# start of EXCERPTED RECORDS

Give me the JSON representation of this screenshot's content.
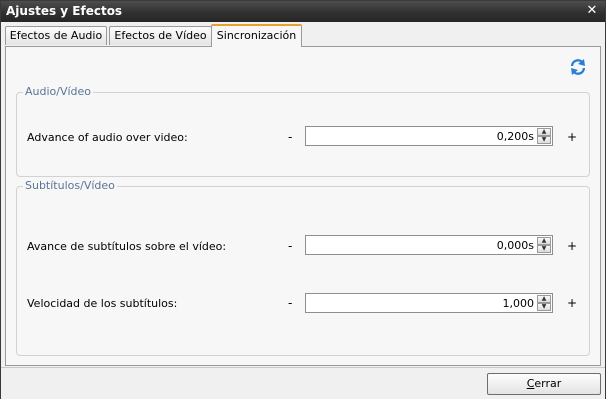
{
  "window": {
    "title": "Ajustes y Efectos",
    "close_glyph": "✕"
  },
  "tabs": [
    {
      "label": "Efectos de Audio"
    },
    {
      "label": "Efectos de Vídeo"
    },
    {
      "label": "Sincronización",
      "active": true
    }
  ],
  "refresh_icon": "refresh-icon",
  "audio_group": {
    "title": "Audio/Vídeo",
    "rows": [
      {
        "label": "Advance of audio over video:",
        "value": "0,200s",
        "minus": "-",
        "plus": "+"
      }
    ]
  },
  "subs_group": {
    "title": "Subtítulos/Vídeo",
    "rows": [
      {
        "label": "Avance de subtítulos sobre el vídeo:",
        "value": "0,000s",
        "minus": "-",
        "plus": "+"
      },
      {
        "label": "Velocidad de los subtítulos:",
        "value": "1,000",
        "minus": "-",
        "plus": "+"
      }
    ]
  },
  "footer": {
    "close_label_first": "C",
    "close_label_rest": "errar"
  },
  "colors": {
    "accent_tab": "#e8a12a",
    "group_title": "#5a7596",
    "refresh_blue": "#2a7fd4"
  }
}
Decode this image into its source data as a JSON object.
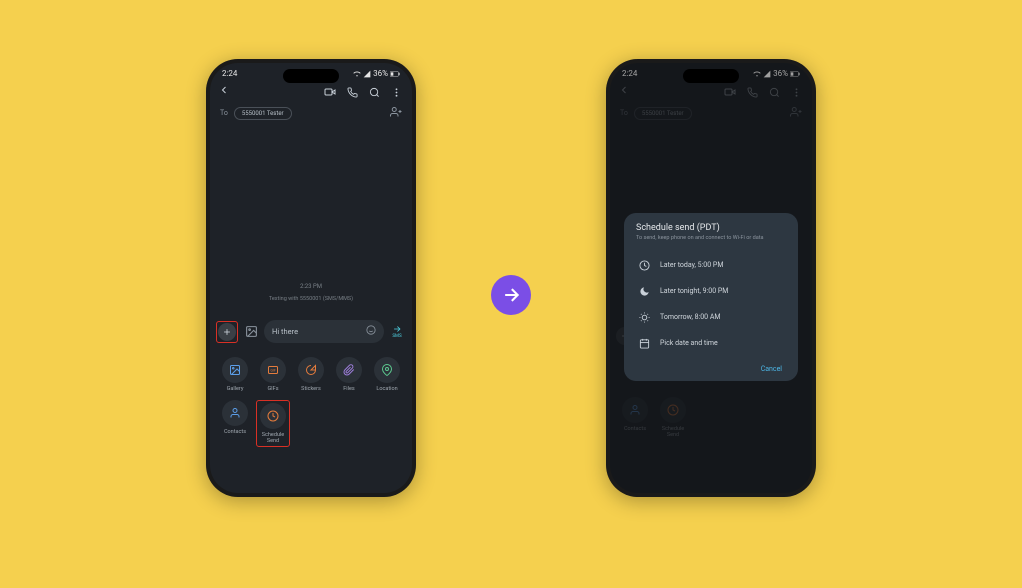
{
  "status": {
    "time": "2:24",
    "battery_pct": "36%"
  },
  "header": {
    "to_label": "To",
    "contact": "5550001 Tester"
  },
  "conversation": {
    "timestamp": "2:23 PM",
    "texting_with": "Texting with 5550001 (SMS/MMS)"
  },
  "compose": {
    "text": "Hi there",
    "send_label": "SMS"
  },
  "attach": {
    "row1": [
      {
        "label": "Gallery",
        "colorcls": "icon-blue"
      },
      {
        "label": "GIFs",
        "colorcls": "icon-orange"
      },
      {
        "label": "Stickers",
        "colorcls": "icon-orange"
      },
      {
        "label": "Files",
        "colorcls": "icon-purple"
      },
      {
        "label": "Location",
        "colorcls": "icon-green"
      }
    ],
    "row2": [
      {
        "label": "Contacts",
        "colorcls": "icon-blue"
      },
      {
        "label": "Schedule Send",
        "colorcls": "icon-orange"
      }
    ]
  },
  "dialog": {
    "title": "Schedule send (PDT)",
    "subtitle": "To send, keep phone on and connect to Wi-Fi or data",
    "options": [
      {
        "label": "Later today, 5:00 PM"
      },
      {
        "label": "Later tonight, 9:00 PM"
      },
      {
        "label": "Tomorrow, 8:00 AM"
      },
      {
        "label": "Pick date and time"
      }
    ],
    "cancel": "Cancel"
  }
}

# end of EXCERPTED RECORDS

WHAT IS BEING ASKED: Identify the lines in the entries that hold "JSON" and return each one.

COMPLETED EXERCISE:
Give me the JSON representation of this screenshot's content.
Decode this image into its source data as a JSON object.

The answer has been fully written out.